- Given request
Reproduce, without any change, the part of the material below that opens with the line containing "resistivity-dot <box>858 301 867 309</box>" and closes with the line containing "resistivity-dot <box>991 307 1000 315</box>", including both of those lines.

>> begin Records shown

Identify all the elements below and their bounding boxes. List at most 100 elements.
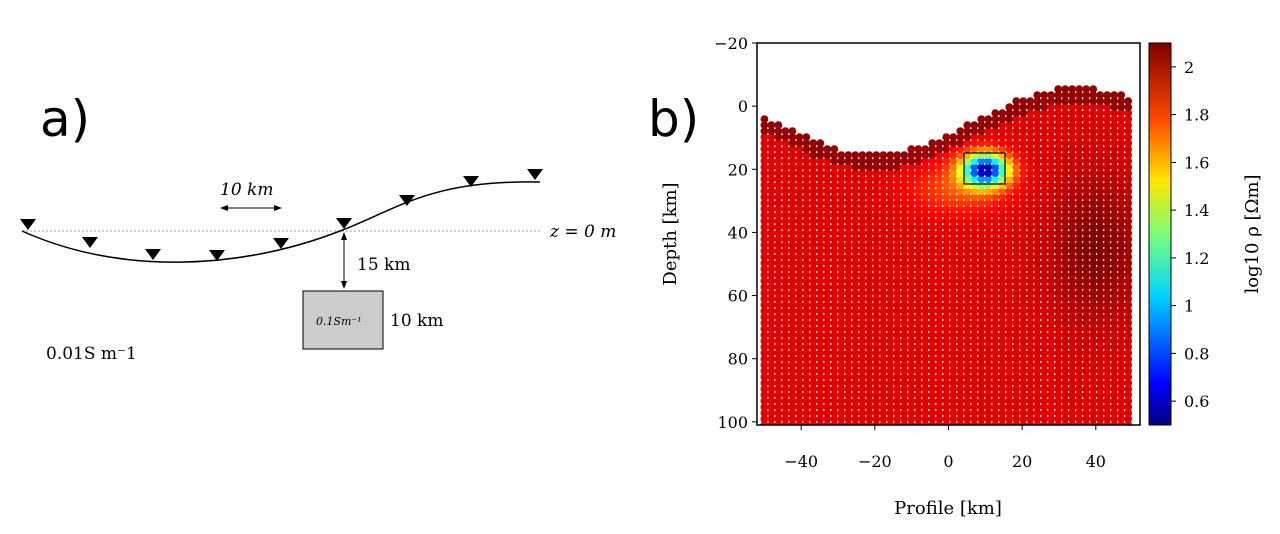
resistivity-dot <box>858 301 867 309</box>
resistivity-dot <box>1061 235 1070 244</box>
resistivity-dot <box>984 115 993 123</box>
resistivity-dot <box>1110 211 1119 220</box>
resistivity-dot <box>886 253 895 261</box>
resistivity-dot <box>991 307 1000 315</box>
resistivity-dot <box>830 235 839 244</box>
resistivity-dot <box>1089 151 1098 160</box>
resistivity-dot <box>914 145 923 154</box>
resistivity-dot <box>1061 157 1070 166</box>
resistivity-dot <box>781 127 790 135</box>
resistivity-dot <box>1026 337 1035 345</box>
resistivity-dot <box>1124 403 1133 411</box>
resistivity-dot <box>872 199 881 208</box>
resistivity-dot <box>1040 97 1049 105</box>
resistivity-dot <box>1082 385 1091 393</box>
resistivity-dot <box>1075 385 1084 393</box>
resistivity-dot <box>1096 127 1105 135</box>
resistivity-dot <box>774 235 783 244</box>
resistivity-dot <box>991 211 1000 220</box>
resistivity-dot <box>1033 337 1042 345</box>
resistivity-dot <box>1075 277 1084 285</box>
resistivity-dot <box>977 307 986 315</box>
resistivity-dot <box>914 175 923 184</box>
resistivity-dot <box>1033 199 1042 208</box>
resistivity-dot <box>816 193 825 202</box>
resistivity-dot <box>844 187 853 196</box>
resistivity-dot <box>1005 319 1014 327</box>
resistivity-dot <box>879 301 888 309</box>
resistivity-dot <box>823 379 832 387</box>
resistivity-dot <box>781 361 790 369</box>
resistivity-dot <box>830 403 839 411</box>
resistivity-dot <box>795 349 804 357</box>
resistivity-dot <box>942 169 951 178</box>
resistivity-dot <box>851 151 860 160</box>
resistivity-dot <box>1061 367 1070 375</box>
resistivity-dot <box>1026 409 1035 417</box>
resistivity-dot <box>1117 301 1126 309</box>
resistivity-dot <box>935 403 944 411</box>
resistivity-dot <box>907 259 916 267</box>
resistivity-dot <box>851 319 860 327</box>
resistivity-dot <box>767 301 776 309</box>
resistivity-dot <box>781 253 790 261</box>
resistivity-dot <box>760 397 769 405</box>
resistivity-dot <box>879 331 888 339</box>
resistivity-dot <box>1061 415 1070 423</box>
resistivity-dot <box>1075 361 1084 369</box>
resistivity-dot <box>984 205 993 214</box>
resistivity-dot <box>872 229 881 238</box>
resistivity-dot <box>998 169 1007 178</box>
resistivity-dot <box>1096 145 1105 154</box>
resistivity-dot <box>1082 301 1091 309</box>
resistivity-dot <box>851 325 860 333</box>
resistivity-dot <box>1005 331 1014 339</box>
resistivity-dot <box>837 235 846 244</box>
resistivity-dot <box>802 259 811 267</box>
resistivity-dot <box>767 181 776 190</box>
resistivity-dot <box>1068 169 1077 178</box>
resistivity-dot <box>865 301 874 309</box>
resistivity-dot <box>788 211 797 220</box>
resistivity-dot <box>830 415 839 423</box>
resistivity-dot <box>914 355 923 363</box>
resistivity-dot <box>970 247 979 255</box>
resistivity-dot <box>844 373 853 381</box>
resistivity-dot <box>795 313 804 321</box>
resistivity-dot <box>935 139 944 148</box>
resistivity-dot <box>935 409 944 417</box>
resistivity-dot <box>886 229 895 238</box>
resistivity-dot <box>865 247 874 255</box>
resistivity-dot <box>1033 271 1042 279</box>
resistivity-dot <box>837 193 846 202</box>
resistivity-dot <box>760 163 769 172</box>
resistivity-dot <box>935 379 944 387</box>
resistivity-dot <box>1068 127 1077 135</box>
resistivity-dot <box>1019 223 1028 232</box>
resistivity-dot <box>1033 325 1042 333</box>
resistivity-dot <box>963 235 972 244</box>
resistivity-dot <box>823 313 832 321</box>
resistivity-dot <box>998 361 1007 369</box>
resistivity-dot <box>1075 259 1084 267</box>
resistivity-dot <box>886 295 895 303</box>
resistivity-dot <box>858 295 867 303</box>
resistivity-dot <box>963 385 972 393</box>
resistivity-dot <box>977 193 986 202</box>
resistivity-dot <box>1033 265 1042 273</box>
resistivity-dot <box>1040 415 1049 423</box>
resistivity-dot <box>949 313 958 321</box>
resistivity-dot <box>844 361 853 369</box>
resistivity-dot <box>984 403 993 411</box>
resistivity-dot <box>998 385 1007 393</box>
resistivity-dot <box>949 193 958 202</box>
resistivity-dot <box>977 313 986 321</box>
resistivity-dot <box>1068 289 1077 297</box>
resistivity-dot <box>1096 133 1105 142</box>
resistivity-dot <box>1082 121 1091 129</box>
resistivity-dot <box>942 397 951 405</box>
resistivity-dot <box>893 235 902 244</box>
resistivity-dot <box>1033 139 1042 148</box>
resistivity-dot <box>1026 301 1035 309</box>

>> end Records shown

- Final result
resistivity-dot <box>858 301 867 309</box>
resistivity-dot <box>1061 235 1070 244</box>
resistivity-dot <box>984 115 993 123</box>
resistivity-dot <box>1110 211 1119 220</box>
resistivity-dot <box>886 253 895 261</box>
resistivity-dot <box>991 307 1000 315</box>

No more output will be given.